— Aim of the exercise —
In the entries, find all lines that hold the word "text" and copy them.

— Input data —
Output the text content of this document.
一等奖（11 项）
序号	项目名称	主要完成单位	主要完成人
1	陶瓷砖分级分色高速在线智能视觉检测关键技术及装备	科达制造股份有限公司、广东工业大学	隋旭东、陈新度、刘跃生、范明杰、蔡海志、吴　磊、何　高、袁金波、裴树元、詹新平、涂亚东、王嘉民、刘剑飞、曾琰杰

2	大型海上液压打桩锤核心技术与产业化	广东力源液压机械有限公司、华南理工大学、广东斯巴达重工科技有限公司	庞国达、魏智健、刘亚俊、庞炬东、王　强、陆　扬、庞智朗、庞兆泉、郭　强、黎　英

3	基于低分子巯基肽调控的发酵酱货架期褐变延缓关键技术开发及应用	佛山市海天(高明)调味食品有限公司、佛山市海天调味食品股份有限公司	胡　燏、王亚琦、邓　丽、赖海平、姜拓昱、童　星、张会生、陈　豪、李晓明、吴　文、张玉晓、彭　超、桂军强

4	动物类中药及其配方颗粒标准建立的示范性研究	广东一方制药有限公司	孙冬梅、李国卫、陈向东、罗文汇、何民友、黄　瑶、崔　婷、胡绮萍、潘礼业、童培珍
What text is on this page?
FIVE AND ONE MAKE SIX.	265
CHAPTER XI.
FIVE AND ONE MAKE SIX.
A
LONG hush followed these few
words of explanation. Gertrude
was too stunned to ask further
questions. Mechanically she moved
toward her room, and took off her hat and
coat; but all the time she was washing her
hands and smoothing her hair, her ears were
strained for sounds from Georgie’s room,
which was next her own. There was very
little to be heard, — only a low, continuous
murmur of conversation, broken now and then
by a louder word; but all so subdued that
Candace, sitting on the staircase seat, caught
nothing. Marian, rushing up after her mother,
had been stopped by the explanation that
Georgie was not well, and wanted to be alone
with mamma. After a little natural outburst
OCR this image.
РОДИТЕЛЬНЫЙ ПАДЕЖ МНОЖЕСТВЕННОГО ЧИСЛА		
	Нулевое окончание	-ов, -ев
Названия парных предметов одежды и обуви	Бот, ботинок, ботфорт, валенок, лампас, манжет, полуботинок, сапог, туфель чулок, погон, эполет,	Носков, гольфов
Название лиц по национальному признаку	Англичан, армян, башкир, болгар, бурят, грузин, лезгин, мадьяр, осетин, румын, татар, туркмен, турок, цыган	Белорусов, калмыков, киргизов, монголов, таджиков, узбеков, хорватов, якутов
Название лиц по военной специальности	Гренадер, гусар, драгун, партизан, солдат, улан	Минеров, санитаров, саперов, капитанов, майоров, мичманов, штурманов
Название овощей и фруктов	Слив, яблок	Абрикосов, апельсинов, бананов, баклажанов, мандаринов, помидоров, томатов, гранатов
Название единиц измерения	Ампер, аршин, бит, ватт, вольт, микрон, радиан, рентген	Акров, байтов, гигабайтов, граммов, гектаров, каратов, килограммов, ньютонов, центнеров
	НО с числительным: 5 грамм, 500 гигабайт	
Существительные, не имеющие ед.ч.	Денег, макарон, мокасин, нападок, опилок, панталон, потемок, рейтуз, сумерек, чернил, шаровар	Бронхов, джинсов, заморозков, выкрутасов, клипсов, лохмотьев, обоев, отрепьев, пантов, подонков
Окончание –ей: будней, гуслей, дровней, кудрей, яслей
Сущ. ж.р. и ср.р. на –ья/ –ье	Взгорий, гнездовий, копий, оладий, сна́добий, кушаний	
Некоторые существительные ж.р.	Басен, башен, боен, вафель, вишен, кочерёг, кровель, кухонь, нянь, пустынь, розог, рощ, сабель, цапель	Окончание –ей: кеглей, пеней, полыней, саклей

— Complete response —
Output the text content of this document.
What text is on this page?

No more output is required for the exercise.